▶ **Challenge 1**:
In the stored items, copy out everything from the line containing "table2-standard: NB/T47013.3-2015 (46, 813, 166, 871)" down to the line containing "table1-cell: Φ3×40 (586, 576, 619, 586)", including both of those lines.

Indiana. On the banks of the Wabash, far away. Home of Colonel Harland Sanders of Kentucky Fried Chicken, and the intrepid midwestern troubadour, John Mellencamp. I've long felt that if the 19th state should ever desire to change its official song - which despite what you've heard from Jim Nabors isn't "Back Home Again" - it should go with "Authority Song" by Mellencamp. Sure, we'll trade allusions to bucolic upbringings for lines like "You don't need no strength/ you need to grow up, son," but I'm sure folk in the Crossroads of America would gladly put a hand over heart for JCM's lyrics. So, one might imagine my delight to hear Jimmy Eat World throw something called "The Authority Song" onto Bleed American.

* * *
There's a degree of songs in the world that are quite simply fun. When one hears them, they elicit nothing but unbridled - and usually beer-infested - joy. "The Authority Song" is one such number. Much is owed to the ringing Ah-ah-ahhs and Do-I-I-I-uh-I-hi's. Seriously, what is it about the overtly and overly girly voice that makes a sucker of me?

The beer song comes in many varieties. In college you might have heard it pumping via duel pianos. More likely it'll come through the overpriced and underused equipment of a washed-up cover band. No matter the context or conveyance, the beer song is stuck right in the wheelhouse of every red-blooded American. "The Authority Song" is no different. The simplistically loping guitar line underscores a song that instantly begs white men everywhere to move not only their hips but shoulders. It's a beer song through and through. Pretension and obtuse lyrics are far, far away. Hell, it ends with Jim Adkins repeatedly asking, "I don't seem obvious, do I?"

Stored items:

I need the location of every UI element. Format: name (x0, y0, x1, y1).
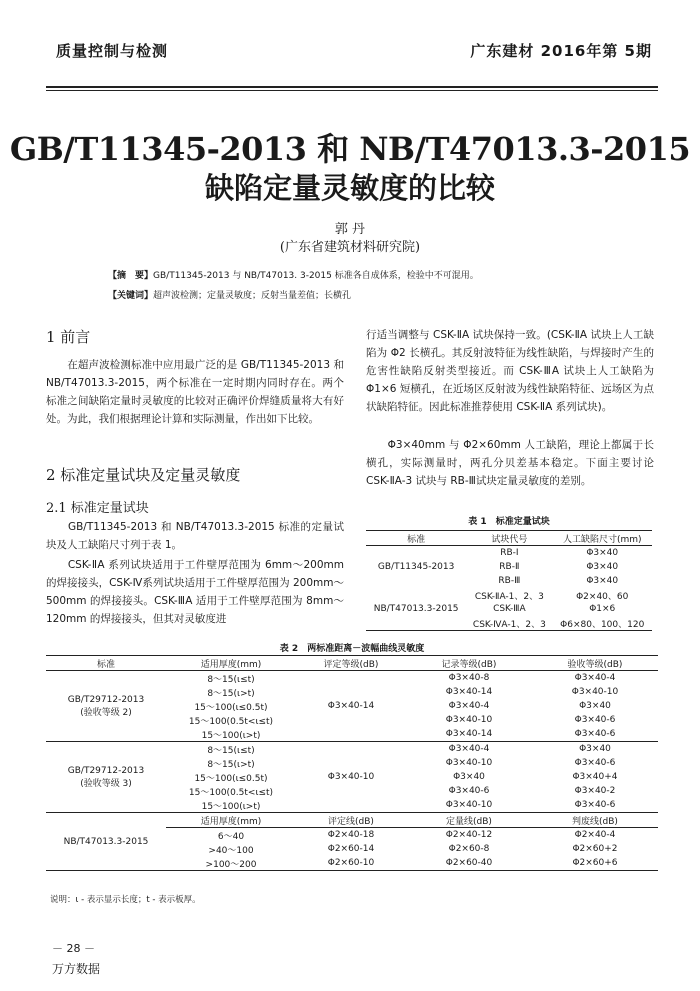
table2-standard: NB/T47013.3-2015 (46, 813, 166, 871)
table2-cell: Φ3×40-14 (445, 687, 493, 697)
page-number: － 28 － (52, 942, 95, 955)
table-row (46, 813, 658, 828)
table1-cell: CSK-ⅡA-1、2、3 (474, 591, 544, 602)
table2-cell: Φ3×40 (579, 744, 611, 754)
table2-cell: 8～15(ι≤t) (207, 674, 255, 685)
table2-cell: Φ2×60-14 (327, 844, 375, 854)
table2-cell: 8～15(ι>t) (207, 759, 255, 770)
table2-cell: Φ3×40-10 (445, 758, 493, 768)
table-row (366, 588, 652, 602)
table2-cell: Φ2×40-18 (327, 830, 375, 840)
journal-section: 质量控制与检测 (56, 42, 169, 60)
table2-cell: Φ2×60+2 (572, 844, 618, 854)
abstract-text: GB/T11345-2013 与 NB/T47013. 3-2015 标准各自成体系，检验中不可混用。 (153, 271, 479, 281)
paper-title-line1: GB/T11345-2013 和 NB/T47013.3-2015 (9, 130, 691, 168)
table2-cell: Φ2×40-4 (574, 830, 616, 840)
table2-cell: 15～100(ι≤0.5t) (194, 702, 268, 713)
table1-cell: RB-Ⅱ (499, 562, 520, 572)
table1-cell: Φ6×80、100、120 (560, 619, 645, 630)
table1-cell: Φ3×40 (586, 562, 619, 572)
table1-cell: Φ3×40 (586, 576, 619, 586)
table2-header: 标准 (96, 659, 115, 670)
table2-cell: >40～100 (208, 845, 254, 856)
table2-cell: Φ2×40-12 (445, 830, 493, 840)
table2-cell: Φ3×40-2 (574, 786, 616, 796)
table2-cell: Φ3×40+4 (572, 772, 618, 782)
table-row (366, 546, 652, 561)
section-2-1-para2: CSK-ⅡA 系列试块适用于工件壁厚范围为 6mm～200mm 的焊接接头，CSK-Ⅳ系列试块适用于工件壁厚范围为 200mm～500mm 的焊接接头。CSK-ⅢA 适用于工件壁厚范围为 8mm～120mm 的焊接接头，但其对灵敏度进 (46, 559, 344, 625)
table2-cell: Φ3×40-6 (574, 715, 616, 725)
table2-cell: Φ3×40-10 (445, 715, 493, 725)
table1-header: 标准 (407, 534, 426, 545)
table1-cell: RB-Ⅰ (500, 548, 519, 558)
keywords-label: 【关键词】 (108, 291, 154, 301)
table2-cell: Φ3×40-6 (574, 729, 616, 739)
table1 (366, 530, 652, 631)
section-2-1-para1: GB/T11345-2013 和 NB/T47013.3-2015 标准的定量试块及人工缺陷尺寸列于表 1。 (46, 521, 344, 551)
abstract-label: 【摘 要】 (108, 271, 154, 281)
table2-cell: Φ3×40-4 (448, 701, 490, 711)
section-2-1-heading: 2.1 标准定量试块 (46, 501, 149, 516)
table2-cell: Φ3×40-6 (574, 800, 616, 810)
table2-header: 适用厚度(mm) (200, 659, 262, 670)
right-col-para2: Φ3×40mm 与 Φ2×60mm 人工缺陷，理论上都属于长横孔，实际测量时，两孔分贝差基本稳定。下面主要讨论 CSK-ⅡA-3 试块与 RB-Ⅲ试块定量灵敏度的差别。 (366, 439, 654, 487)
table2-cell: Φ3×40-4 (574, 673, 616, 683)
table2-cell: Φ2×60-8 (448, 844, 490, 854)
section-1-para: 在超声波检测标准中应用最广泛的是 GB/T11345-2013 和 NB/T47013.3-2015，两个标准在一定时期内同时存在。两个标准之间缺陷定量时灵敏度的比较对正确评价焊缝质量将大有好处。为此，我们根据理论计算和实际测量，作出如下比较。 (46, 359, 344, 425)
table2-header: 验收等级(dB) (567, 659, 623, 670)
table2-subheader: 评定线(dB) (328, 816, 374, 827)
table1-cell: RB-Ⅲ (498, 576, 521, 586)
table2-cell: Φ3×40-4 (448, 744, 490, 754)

▶ **Challenge 2**:
Reproduce word for word the passage of the music review from "Indiana. On the" down to "onto Bleed American.".

▶ **Correct output 1**:
table2-standard: NB/T47013.3-2015 (46, 813, 166, 871)
table2-cell: Φ3×40-14 (445, 687, 493, 697)
page-number: － 28 － (52, 942, 95, 955)
table-row (46, 813, 658, 828)
table1-cell: CSK-ⅡA-1、2、3 (474, 591, 544, 602)
table2-cell: Φ3×40 (579, 744, 611, 754)
table2-cell: 8～15(ι≤t) (207, 674, 255, 685)
table2-cell: Φ2×60-14 (327, 844, 375, 854)
table2-cell: 8～15(ι>t) (207, 759, 255, 770)
table2-cell: Φ3×40-10 (445, 758, 493, 768)
table-row (366, 588, 652, 602)
table2-cell: Φ2×40-18 (327, 830, 375, 840)
journal-section: 质量控制与检测 (56, 42, 169, 60)
table2-cell: Φ2×60+2 (572, 844, 618, 854)
abstract-text: GB/T11345-2013 与 NB/T47013. 3-2015 标准各自成体系，检验中不可混用。 (153, 271, 479, 281)
paper-title-line1: GB/T11345-2013 和 NB/T47013.3-2015 (9, 130, 691, 168)
table2-cell: Φ2×40-4 (574, 830, 616, 840)
table2-cell: 15～100(ι≤0.5t) (194, 702, 268, 713)
table1-cell: RB-Ⅱ (499, 562, 520, 572)
table1-cell: Φ6×80、100、120 (560, 619, 645, 630)
table1-cell: Φ3×40 (586, 562, 619, 572)
table1-cell: Φ3×40 (586, 576, 619, 586)

▶ **Correct output 2**:
Indiana. On the banks of the Wabash, far away. Home of Colonel Harland Sanders of Kentucky Fried Chicken, and the intrepid midwestern troubadour, John Mellencamp. I've long felt that if the 19th state should ever desire to change its official song - which despite what you've heard from Jim Nabors isn't "Back Home Again" - it should go with "Authority Song" by Mellencamp. Sure, we'll trade allusions to bucolic upbringings for lines like "You don't need no strength/ you need to grow up, son," but I'm sure folk in the Crossroads of America would gladly put a hand over heart for JCM's lyrics. So, one might imagine my delight to hear Jimmy Eat World throw something called "The Authority Song" onto Bleed American.